* Task material
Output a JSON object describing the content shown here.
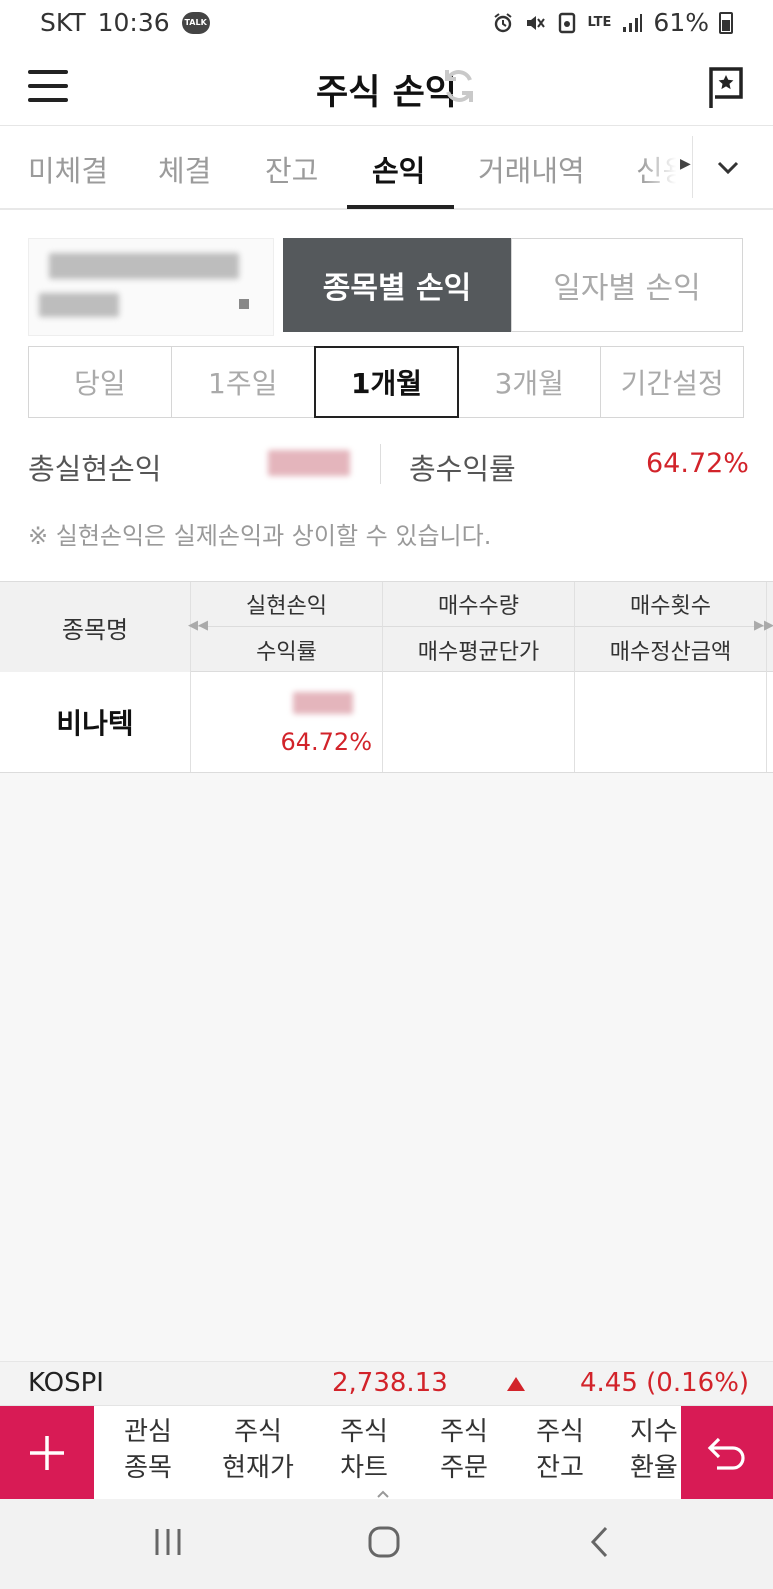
{
  "status_bar": {
    "carrier": "SKT",
    "time": "10:36",
    "talk_badge": "TALK",
    "network": "LTE",
    "battery": "61%"
  },
  "header": {
    "title": "주식 손익"
  },
  "tabs": [
    {
      "label": "미체결"
    },
    {
      "label": "체결"
    },
    {
      "label": "잔고"
    },
    {
      "label": "손익",
      "active": true
    },
    {
      "label": "거래내역"
    },
    {
      "label": "신용"
    }
  ],
  "toggle": {
    "left": "종목별 손익",
    "right": "일자별 손익",
    "selected": "left"
  },
  "periods": [
    "당일",
    "1주일",
    "1개월",
    "3개월",
    "기간설정"
  ],
  "selected_period": "1개월",
  "summary": {
    "realized_label": "총실현손익",
    "return_label": "총수익률",
    "return_value": "64.72%"
  },
  "notice": "※ 실현손익은 실제손익과 상이할 수 있습니다.",
  "table": {
    "header_stock": "종목명",
    "col1_top": "실현손익",
    "col1_bottom": "수익률",
    "col2_top": "매수수량",
    "col2_bottom": "매수평균단가",
    "col3_top": "매수횟수",
    "col3_bottom": "매수정산금액",
    "rows": [
      {
        "name": "비나텍",
        "return": "64.72%"
      }
    ]
  },
  "kospi": {
    "label": "KOSPI",
    "value": "2,738.13",
    "change": "4.45 (0.16%)",
    "direction": "up"
  },
  "quick_menu": [
    {
      "line1": "관심",
      "line2": "종목"
    },
    {
      "line1": "주식",
      "line2": "현재가"
    },
    {
      "line1": "주식",
      "line2": "차트"
    },
    {
      "line1": "주식",
      "line2": "주문"
    },
    {
      "line1": "주식",
      "line2": "잔고"
    },
    {
      "line1": "지수",
      "line2": "환율"
    }
  ],
  "colors": {
    "accent": "#d81b55",
    "up_red": "#d2232a",
    "selected_dark": "#55595c"
  }
}
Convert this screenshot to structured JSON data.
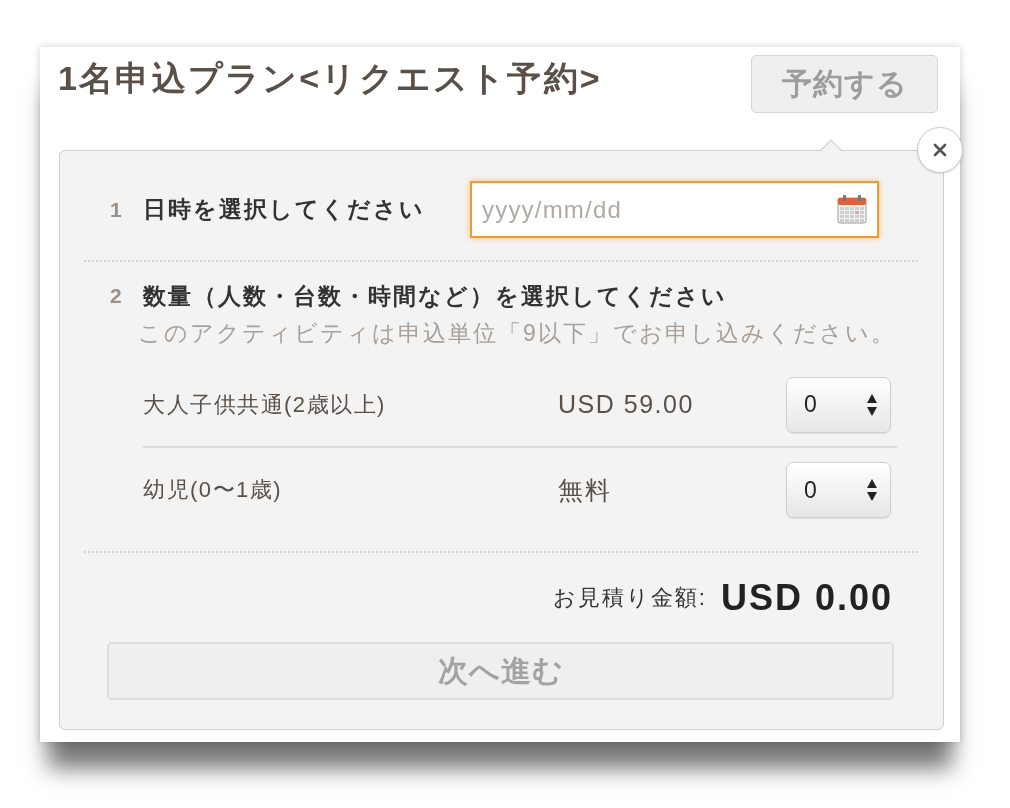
{
  "title": "1名申込プラン<リクエスト予約>",
  "reserve_button": {
    "label": "予約する",
    "disabled": true
  },
  "step_1": {
    "number": "1",
    "label": "日時を選択してください",
    "date_field": {
      "placeholder": "yyyy/mm/dd",
      "focused": true
    }
  },
  "step_2": {
    "number": "2",
    "label": "数量（人数・台数・時間など）を選択してください",
    "note": "このアクティビティは申込単位「9以下」でお申し込みください。",
    "items": [
      {
        "name": "大人子供共通(2歳以上)",
        "price": "USD 59.00",
        "quantity": "0"
      },
      {
        "name": "幼児(0〜1歳)",
        "price": "無料",
        "quantity": "0"
      }
    ]
  },
  "estimate": {
    "label": "お見積り金額:",
    "amount": "USD 0.00"
  },
  "next_button": {
    "label": "次へ進む",
    "disabled": true
  }
}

* Task brief
Make an exact copy of the records above, with the pictures left out.

* Result
Output a JSON object describing the content shown here.
{
  "status_bar": {
    "carrier": "SKT",
    "time": "10:36",
    "talk_badge": "TALK",
    "network": "LTE",
    "battery": "61%"
  },
  "header": {
    "title": "주식 손익"
  },
  "tabs": [
    {
      "label": "미체결"
    },
    {
      "label": "체결"
    },
    {
      "label": "잔고"
    },
    {
      "label": "손익",
      "active": true
    },
    {
      "label": "거래내역"
    },
    {
      "label": "신용"
    }
  ],
  "toggle": {
    "left": "종목별 손익",
    "right": "일자별 손익",
    "selected": "left"
  },
  "periods": [
    "당일",
    "1주일",
    "1개월",
    "3개월",
    "기간설정"
  ],
  "selected_period": "1개월",
  "summary": {
    "realized_label": "총실현손익",
    "return_label": "총수익률",
    "return_value": "64.72%"
  },
  "notice": "※ 실현손익은 실제손익과 상이할 수 있습니다.",
  "table": {
    "header_stock": "종목명",
    "col1_top": "실현손익",
    "col1_bottom": "수익률",
    "col2_top": "매수수량",
    "col2_bottom": "매수평균단가",
    "col3_top": "매수횟수",
    "col3_bottom": "매수정산금액",
    "rows": [
      {
        "name": "비나텍",
        "return": "64.72%"
      }
    ]
  },
  "kospi": {
    "label": "KOSPI",
    "value": "2,738.13",
    "change": "4.45 (0.16%)",
    "direction": "up"
  },
  "quick_menu": [
    {
      "line1": "관심",
      "line2": "종목"
    },
    {
      "line1": "주식",
      "line2": "현재가"
    },
    {
      "line1": "주식",
      "line2": "차트"
    },
    {
      "line1": "주식",
      "line2": "주문"
    },
    {
      "line1": "주식",
      "line2": "잔고"
    },
    {
      "line1": "지수",
      "line2": "환율"
    }
  ],
  "colors": {
    "accent": "#d81b55",
    "up_red": "#d2232a",
    "selected_dark": "#55595c"
  }
}
Convert this screenshot to structured JSON data.
{
  "title": "1名申込プラン<リクエスト予約>",
  "reserve_button": {
    "label": "予約する",
    "disabled": true
  },
  "step_1": {
    "number": "1",
    "label": "日時を選択してください",
    "date_field": {
      "placeholder": "yyyy/mm/dd",
      "focused": true
    }
  },
  "step_2": {
    "number": "2",
    "label": "数量（人数・台数・時間など）を選択してください",
    "note": "このアクティビティは申込単位「9以下」でお申し込みください。",
    "items": [
      {
        "name": "大人子供共通(2歳以上)",
        "price": "USD 59.00",
        "quantity": "0"
      },
      {
        "name": "幼児(0〜1歳)",
        "price": "無料",
        "quantity": "0"
      }
    ]
  },
  "estimate": {
    "label": "お見積り金額:",
    "amount": "USD 0.00"
  },
  "next_button": {
    "label": "次へ進む",
    "disabled": true
  }
}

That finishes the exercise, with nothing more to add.